_Your goal_
Transcribe the records below in full; pictures stay out of the copy.

Collected data entries
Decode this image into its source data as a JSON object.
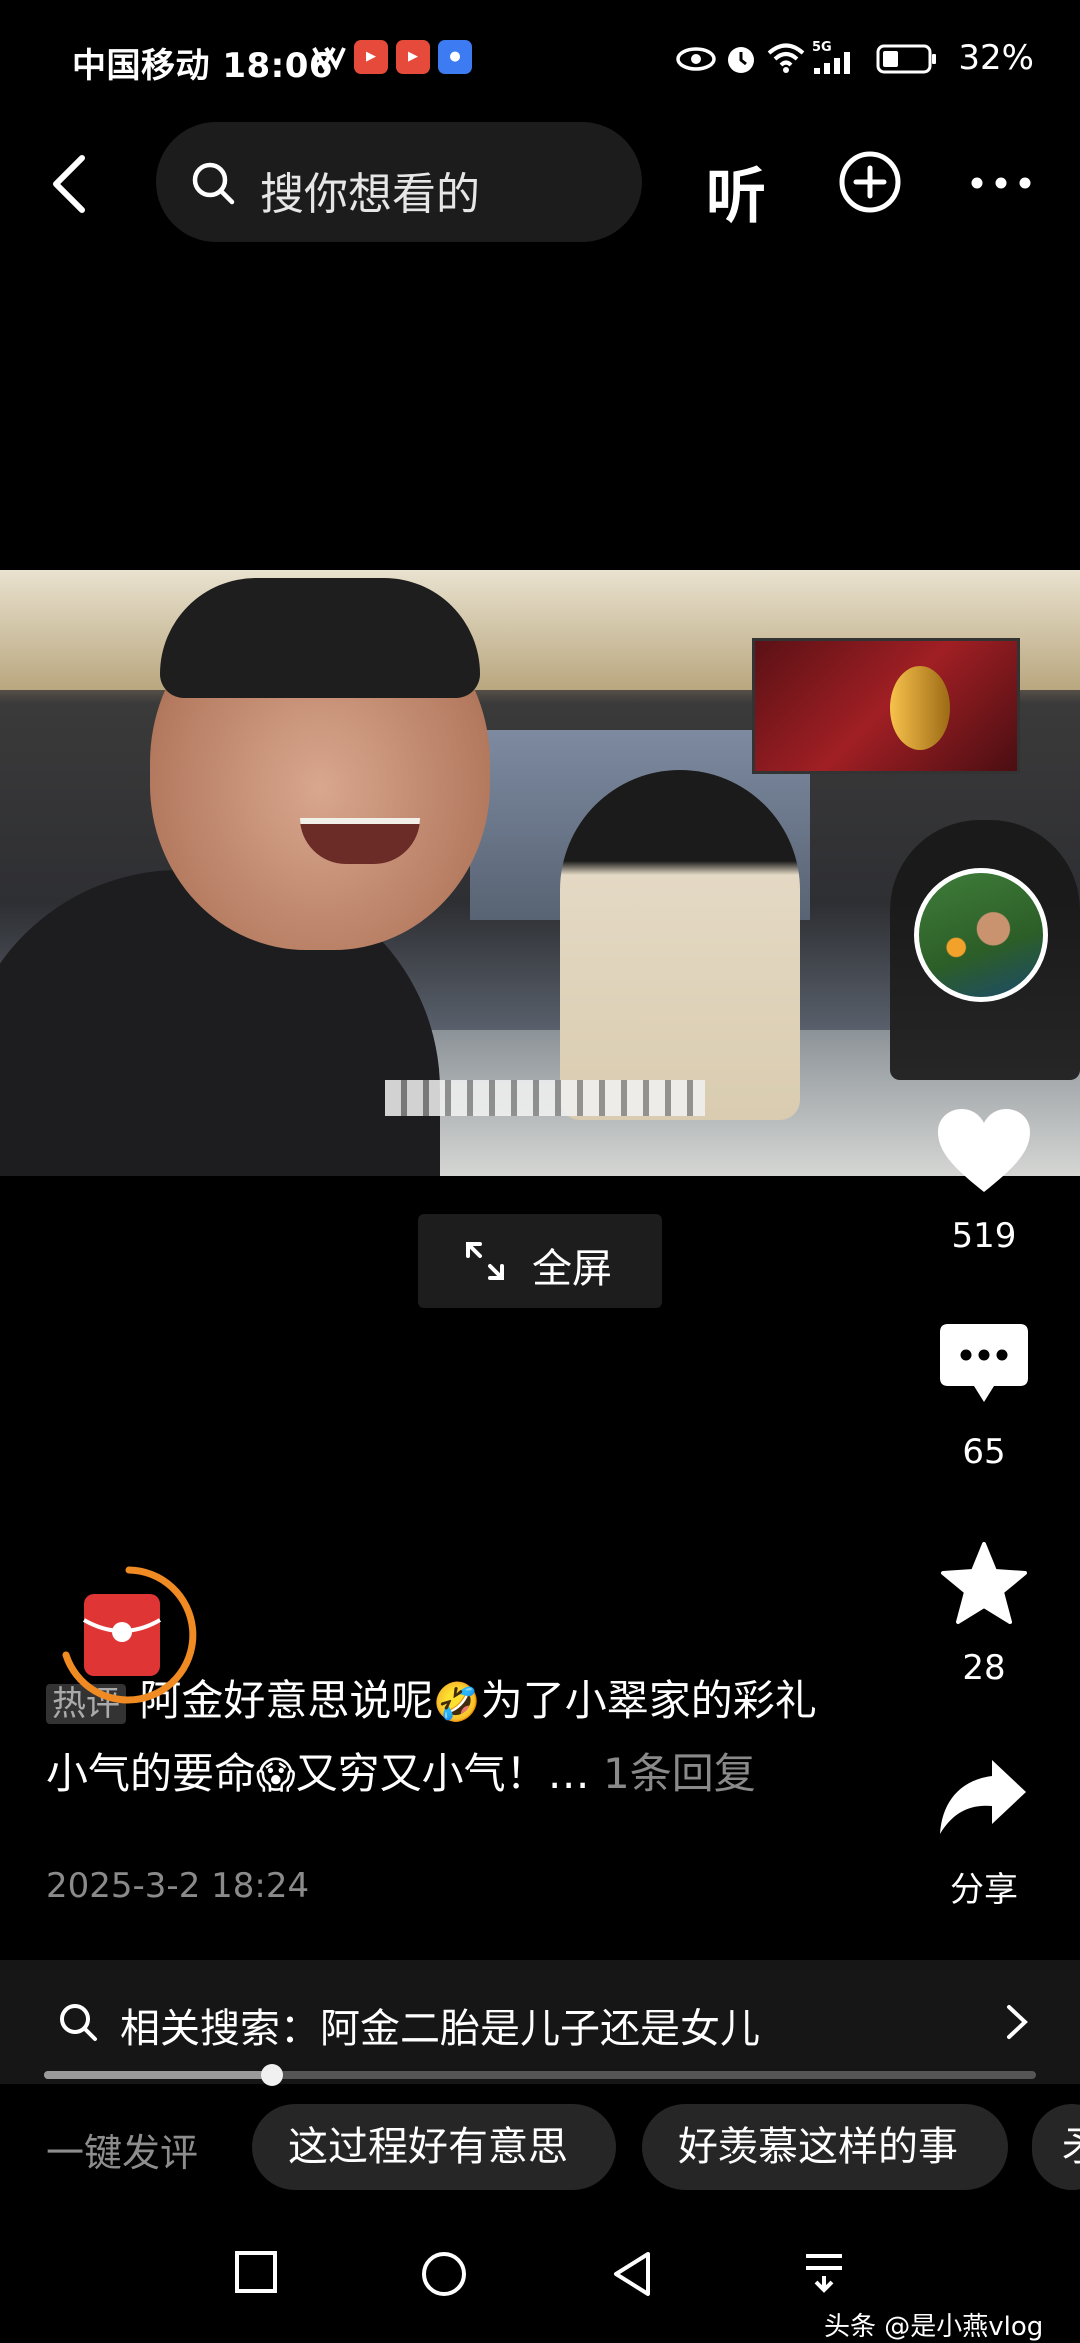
{
  "status_bar": {
    "carrier_time": "中国移动 18:06",
    "network": "5G",
    "battery": "32%"
  },
  "top_bar": {
    "search_placeholder": "搜你想看的",
    "listen_label": "听"
  },
  "video": {
    "fullscreen_label": "全屏"
  },
  "actions": {
    "likes": "519",
    "comments": "65",
    "favorites": "28",
    "share_label": "分享"
  },
  "comment": {
    "hot_tag": "热评",
    "text_part1": "阿金好意思说呢",
    "emoji1": "🤣",
    "text_part2": "为了小翠家的彩礼小气的要命",
    "emoji2": "😱",
    "text_part3": "又穷又小气！…",
    "reply_link": "1条回复",
    "time": "2025-3-2 18:24"
  },
  "related_search": {
    "text": "相关搜索：阿金二胎是儿子还是女儿"
  },
  "playback": {
    "progress": 0.23
  },
  "quick_comments": {
    "label": "一键发评",
    "chips": [
      "这过程好有意思",
      "好羡慕这样的事",
      "矛"
    ]
  },
  "watermark": "头条 @是小燕vlog",
  "colors": {
    "background": "#000000",
    "panel": "#161616",
    "chip": "#262626",
    "muted_text": "#8a8a8a"
  }
}
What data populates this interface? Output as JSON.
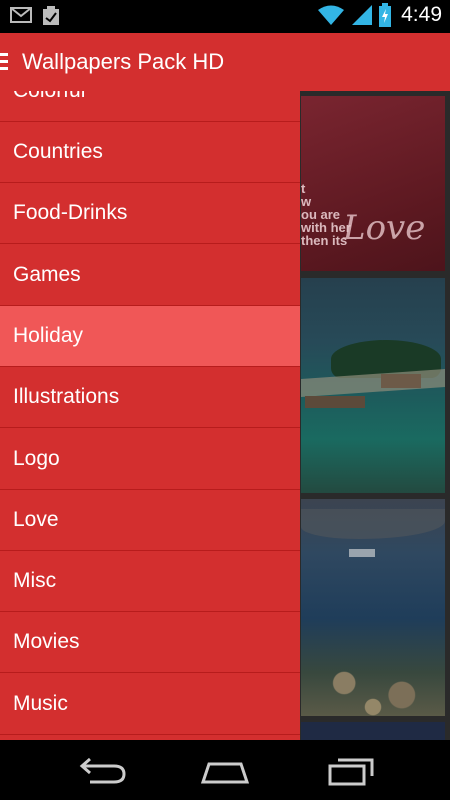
{
  "status_bar": {
    "time": "4:49",
    "icons": [
      "gmail-icon",
      "clipboard-icon",
      "wifi-icon",
      "signal-icon",
      "battery-icon"
    ]
  },
  "action_bar": {
    "title": "Wallpapers Pack HD",
    "background": "#d32f2f",
    "menu_icon": "hamburger-icon"
  },
  "drawer": {
    "background": "#d32f2f",
    "selected_color": "#f05757",
    "items": [
      {
        "label": "Colorful"
      },
      {
        "label": "Countries"
      },
      {
        "label": "Food-Drinks"
      },
      {
        "label": "Games"
      },
      {
        "label": "Holiday",
        "selected": true
      },
      {
        "label": "Illustrations"
      },
      {
        "label": "Logo"
      },
      {
        "label": "Love"
      },
      {
        "label": "Misc"
      },
      {
        "label": "Movies"
      },
      {
        "label": "Music"
      }
    ]
  },
  "thumbnails": {
    "love": {
      "lines": [
        "t",
        "w",
        "ou are",
        "with her",
        "then its"
      ],
      "script": "Love"
    }
  },
  "nav_bar": {
    "buttons": [
      "back-icon",
      "home-icon",
      "recents-icon"
    ]
  }
}
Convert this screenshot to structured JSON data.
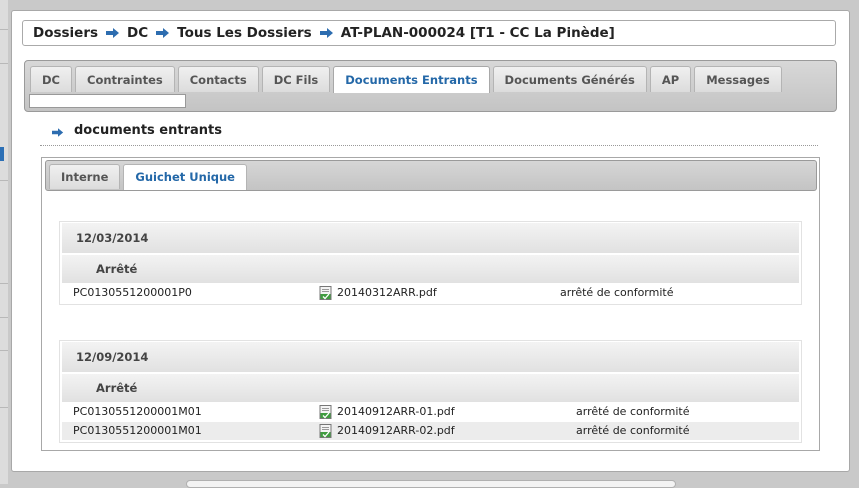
{
  "breadcrumb": {
    "items": [
      "Dossiers",
      "DC",
      "Tous Les Dossiers",
      "AT-PLAN-000024 [T1 - CC La Pinède]"
    ]
  },
  "tabs": [
    {
      "label": "DC",
      "active": false
    },
    {
      "label": "Contraintes",
      "active": false
    },
    {
      "label": "Contacts",
      "active": false
    },
    {
      "label": "DC Fils",
      "active": false
    },
    {
      "label": "Documents Entrants",
      "active": true
    },
    {
      "label": "Documents Générés",
      "active": false
    },
    {
      "label": "AP",
      "active": false
    },
    {
      "label": "Messages",
      "active": false
    }
  ],
  "tab_search": {
    "value": ""
  },
  "section": {
    "title": "documents entrants"
  },
  "subtabs": [
    {
      "label": "Interne",
      "active": false
    },
    {
      "label": "Guichet Unique",
      "active": true
    }
  ],
  "groups": [
    {
      "date": "12/03/2014",
      "type": "Arrêté",
      "rows": [
        {
          "ref": "PC0130551200001P0",
          "file": "20140312ARR.pdf",
          "desc": "arrêté de conformité"
        }
      ]
    },
    {
      "date": "12/09/2014",
      "type": "Arrêté",
      "rows": [
        {
          "ref": "PC0130551200001M01",
          "file": "20140912ARR-01.pdf",
          "desc": "arrêté de conformité"
        },
        {
          "ref": "PC0130551200001M01",
          "file": "20140912ARR-02.pdf",
          "desc": "arrêté de conformité"
        }
      ]
    }
  ],
  "icons": {
    "breadcrumb_separator": "arrow-right-icon",
    "section_marker": "arrow-right-icon",
    "file": "pdf-file-icon"
  },
  "colors": {
    "accent": "#2468a8",
    "arrow": "#2d6db0"
  }
}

_Written response_
Decode this image into its source data as a JSON object.
{
  "status_bar": {
    "carrier_time": "中国移动 18:06",
    "network": "5G",
    "battery": "32%"
  },
  "top_bar": {
    "search_placeholder": "搜你想看的",
    "listen_label": "听"
  },
  "video": {
    "fullscreen_label": "全屏"
  },
  "actions": {
    "likes": "519",
    "comments": "65",
    "favorites": "28",
    "share_label": "分享"
  },
  "comment": {
    "hot_tag": "热评",
    "text_part1": "阿金好意思说呢",
    "emoji1": "🤣",
    "text_part2": "为了小翠家的彩礼小气的要命",
    "emoji2": "😱",
    "text_part3": "又穷又小气！…",
    "reply_link": "1条回复",
    "time": "2025-3-2 18:24"
  },
  "related_search": {
    "text": "相关搜索：阿金二胎是儿子还是女儿"
  },
  "playback": {
    "progress": 0.23
  },
  "quick_comments": {
    "label": "一键发评",
    "chips": [
      "这过程好有意思",
      "好羡慕这样的事",
      "矛"
    ]
  },
  "watermark": "头条 @是小燕vlog",
  "colors": {
    "background": "#000000",
    "panel": "#161616",
    "chip": "#262626",
    "muted_text": "#8a8a8a"
  }
}
What data populates this interface? Output as JSON.
{
  "status_bar": {
    "time": "4:49",
    "icons": [
      "gmail-icon",
      "clipboard-icon",
      "wifi-icon",
      "signal-icon",
      "battery-icon"
    ]
  },
  "action_bar": {
    "title": "Wallpapers Pack HD",
    "background": "#d32f2f",
    "menu_icon": "hamburger-icon"
  },
  "drawer": {
    "background": "#d32f2f",
    "selected_color": "#f05757",
    "items": [
      {
        "label": "Colorful"
      },
      {
        "label": "Countries"
      },
      {
        "label": "Food-Drinks"
      },
      {
        "label": "Games"
      },
      {
        "label": "Holiday",
        "selected": true
      },
      {
        "label": "Illustrations"
      },
      {
        "label": "Logo"
      },
      {
        "label": "Love"
      },
      {
        "label": "Misc"
      },
      {
        "label": "Movies"
      },
      {
        "label": "Music"
      }
    ]
  },
  "thumbnails": {
    "love": {
      "lines": [
        "t",
        "w",
        "ou are",
        "with her",
        "then its"
      ],
      "script": "Love"
    }
  },
  "nav_bar": {
    "buttons": [
      "back-icon",
      "home-icon",
      "recents-icon"
    ]
  }
}
Convert this screenshot to structured JSON data.
{
  "breadcrumb": {
    "items": [
      "Dossiers",
      "DC",
      "Tous Les Dossiers",
      "AT-PLAN-000024 [T1 - CC La Pinède]"
    ]
  },
  "tabs": [
    {
      "label": "DC",
      "active": false
    },
    {
      "label": "Contraintes",
      "active": false
    },
    {
      "label": "Contacts",
      "active": false
    },
    {
      "label": "DC Fils",
      "active": false
    },
    {
      "label": "Documents Entrants",
      "active": true
    },
    {
      "label": "Documents Générés",
      "active": false
    },
    {
      "label": "AP",
      "active": false
    },
    {
      "label": "Messages",
      "active": false
    }
  ],
  "tab_search": {
    "value": ""
  },
  "section": {
    "title": "documents entrants"
  },
  "subtabs": [
    {
      "label": "Interne",
      "active": false
    },
    {
      "label": "Guichet Unique",
      "active": true
    }
  ],
  "groups": [
    {
      "date": "12/03/2014",
      "type": "Arrêté",
      "rows": [
        {
          "ref": "PC0130551200001P0",
          "file": "20140312ARR.pdf",
          "desc": "arrêté de conformité"
        }
      ]
    },
    {
      "date": "12/09/2014",
      "type": "Arrêté",
      "rows": [
        {
          "ref": "PC0130551200001M01",
          "file": "20140912ARR-01.pdf",
          "desc": "arrêté de conformité"
        },
        {
          "ref": "PC0130551200001M01",
          "file": "20140912ARR-02.pdf",
          "desc": "arrêté de conformité"
        }
      ]
    }
  ],
  "icons": {
    "breadcrumb_separator": "arrow-right-icon",
    "section_marker": "arrow-right-icon",
    "file": "pdf-file-icon"
  },
  "colors": {
    "accent": "#2468a8",
    "arrow": "#2d6db0"
  }
}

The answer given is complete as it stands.